--- START ---

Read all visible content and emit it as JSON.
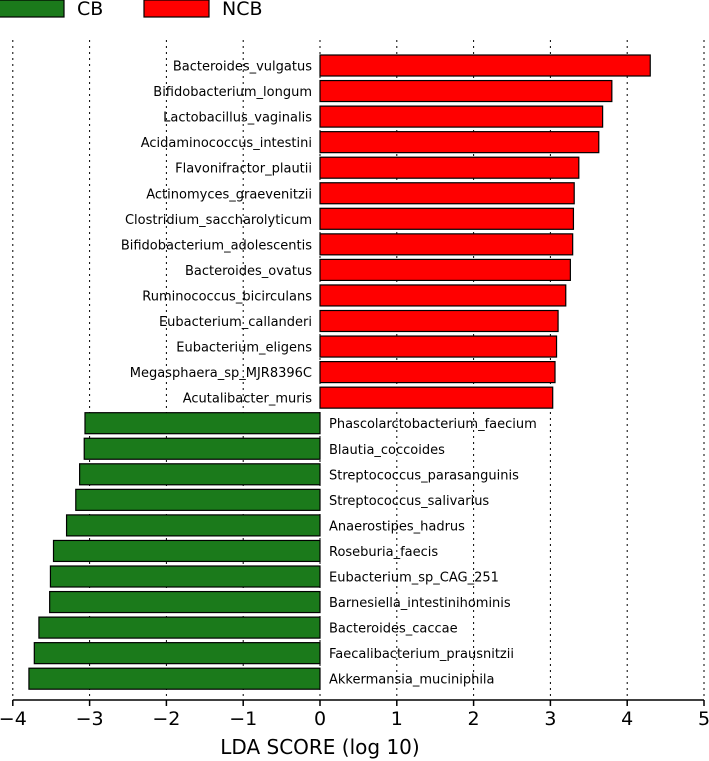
{
  "chart_data": {
    "type": "bar",
    "orientation": "horizontal",
    "title": "",
    "xlabel": "LDA SCORE (log 10)",
    "ylabel": "",
    "xlim": [
      -4,
      5
    ],
    "xticks": [
      -4,
      -3,
      -2,
      -1,
      0,
      1,
      2,
      3,
      4,
      5
    ],
    "xtick_labels": [
      "−4",
      "−3",
      "−2",
      "−1",
      "0",
      "1",
      "2",
      "3",
      "4",
      "5"
    ],
    "grid": "vertical dotted",
    "legend_placement": "top-left",
    "legend": [
      {
        "name": "CB",
        "color": "#1b7a1b"
      },
      {
        "name": "NCB",
        "color": "#ff0000"
      }
    ],
    "bars": [
      {
        "name": "Bacteroides_vulgatus",
        "value": 4.3,
        "group": "NCB"
      },
      {
        "name": "Bifidobacterium_longum",
        "value": 3.8,
        "group": "NCB"
      },
      {
        "name": "Lactobacillus_vaginalis",
        "value": 3.68,
        "group": "NCB"
      },
      {
        "name": "Acidaminococcus_intestini",
        "value": 3.63,
        "group": "NCB"
      },
      {
        "name": "Flavonifractor_plautii",
        "value": 3.37,
        "group": "NCB"
      },
      {
        "name": "Actinomyces_graevenitzii",
        "value": 3.31,
        "group": "NCB"
      },
      {
        "name": "Clostridium_saccharolyticum",
        "value": 3.3,
        "group": "NCB"
      },
      {
        "name": "Bifidobacterium_adolescentis",
        "value": 3.29,
        "group": "NCB"
      },
      {
        "name": "Bacteroides_ovatus",
        "value": 3.26,
        "group": "NCB"
      },
      {
        "name": "Ruminococcus_bicirculans",
        "value": 3.2,
        "group": "NCB"
      },
      {
        "name": "Eubacterium_callanderi",
        "value": 3.1,
        "group": "NCB"
      },
      {
        "name": "Eubacterium_eligens",
        "value": 3.08,
        "group": "NCB"
      },
      {
        "name": "Megasphaera_sp_MJR8396C",
        "value": 3.06,
        "group": "NCB"
      },
      {
        "name": "Acutalibacter_muris",
        "value": 3.03,
        "group": "NCB"
      },
      {
        "name": "Phascolarctobacterium_faecium",
        "value": -3.06,
        "group": "CB"
      },
      {
        "name": "Blautia_coccoides",
        "value": -3.07,
        "group": "CB"
      },
      {
        "name": "Streptococcus_parasanguinis",
        "value": -3.13,
        "group": "CB"
      },
      {
        "name": "Streptococcus_salivarius",
        "value": -3.18,
        "group": "CB"
      },
      {
        "name": "Anaerostipes_hadrus",
        "value": -3.3,
        "group": "CB"
      },
      {
        "name": "Roseburia_faecis",
        "value": -3.47,
        "group": "CB"
      },
      {
        "name": "Eubacterium_sp_CAG_251",
        "value": -3.51,
        "group": "CB"
      },
      {
        "name": "Barnesiella_intestinihominis",
        "value": -3.52,
        "group": "CB"
      },
      {
        "name": "Bacteroides_caccae",
        "value": -3.66,
        "group": "CB"
      },
      {
        "name": "Faecalibacterium_prausnitzii",
        "value": -3.72,
        "group": "CB"
      },
      {
        "name": "Akkermansia_muciniphila",
        "value": -3.79,
        "group": "CB"
      }
    ]
  }
}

--- END ---

**About this exercise**
Give all of the material again, exactly, apart from the pictures.

**Reply**
Read all visible content and emit it as JSON.
{
  "chart_data": {
    "type": "bar",
    "orientation": "horizontal",
    "title": "",
    "xlabel": "LDA SCORE (log 10)",
    "ylabel": "",
    "xlim": [
      -4,
      5
    ],
    "xticks": [
      -4,
      -3,
      -2,
      -1,
      0,
      1,
      2,
      3,
      4,
      5
    ],
    "xtick_labels": [
      "−4",
      "−3",
      "−2",
      "−1",
      "0",
      "1",
      "2",
      "3",
      "4",
      "5"
    ],
    "grid": "vertical dotted",
    "legend_placement": "top-left",
    "legend": [
      {
        "name": "CB",
        "color": "#1b7a1b"
      },
      {
        "name": "NCB",
        "color": "#ff0000"
      }
    ],
    "bars": [
      {
        "name": "Bacteroides_vulgatus",
        "value": 4.3,
        "group": "NCB"
      },
      {
        "name": "Bifidobacterium_longum",
        "value": 3.8,
        "group": "NCB"
      },
      {
        "name": "Lactobacillus_vaginalis",
        "value": 3.68,
        "group": "NCB"
      },
      {
        "name": "Acidaminococcus_intestini",
        "value": 3.63,
        "group": "NCB"
      },
      {
        "name": "Flavonifractor_plautii",
        "value": 3.37,
        "group": "NCB"
      },
      {
        "name": "Actinomyces_graevenitzii",
        "value": 3.31,
        "group": "NCB"
      },
      {
        "name": "Clostridium_saccharolyticum",
        "value": 3.3,
        "group": "NCB"
      },
      {
        "name": "Bifidobacterium_adolescentis",
        "value": 3.29,
        "group": "NCB"
      },
      {
        "name": "Bacteroides_ovatus",
        "value": 3.26,
        "group": "NCB"
      },
      {
        "name": "Ruminococcus_bicirculans",
        "value": 3.2,
        "group": "NCB"
      },
      {
        "name": "Eubacterium_callanderi",
        "value": 3.1,
        "group": "NCB"
      },
      {
        "name": "Eubacterium_eligens",
        "value": 3.08,
        "group": "NCB"
      },
      {
        "name": "Megasphaera_sp_MJR8396C",
        "value": 3.06,
        "group": "NCB"
      },
      {
        "name": "Acutalibacter_muris",
        "value": 3.03,
        "group": "NCB"
      },
      {
        "name": "Phascolarctobacterium_faecium",
        "value": -3.06,
        "group": "CB"
      },
      {
        "name": "Blautia_coccoides",
        "value": -3.07,
        "group": "CB"
      },
      {
        "name": "Streptococcus_parasanguinis",
        "value": -3.13,
        "group": "CB"
      },
      {
        "name": "Streptococcus_salivarius",
        "value": -3.18,
        "group": "CB"
      },
      {
        "name": "Anaerostipes_hadrus",
        "value": -3.3,
        "group": "CB"
      },
      {
        "name": "Roseburia_faecis",
        "value": -3.47,
        "group": "CB"
      },
      {
        "name": "Eubacterium_sp_CAG_251",
        "value": -3.51,
        "group": "CB"
      },
      {
        "name": "Barnesiella_intestinihominis",
        "value": -3.52,
        "group": "CB"
      },
      {
        "name": "Bacteroides_caccae",
        "value": -3.66,
        "group": "CB"
      },
      {
        "name": "Faecalibacterium_prausnitzii",
        "value": -3.72,
        "group": "CB"
      },
      {
        "name": "Akkermansia_muciniphila",
        "value": -3.79,
        "group": "CB"
      }
    ]
  }
}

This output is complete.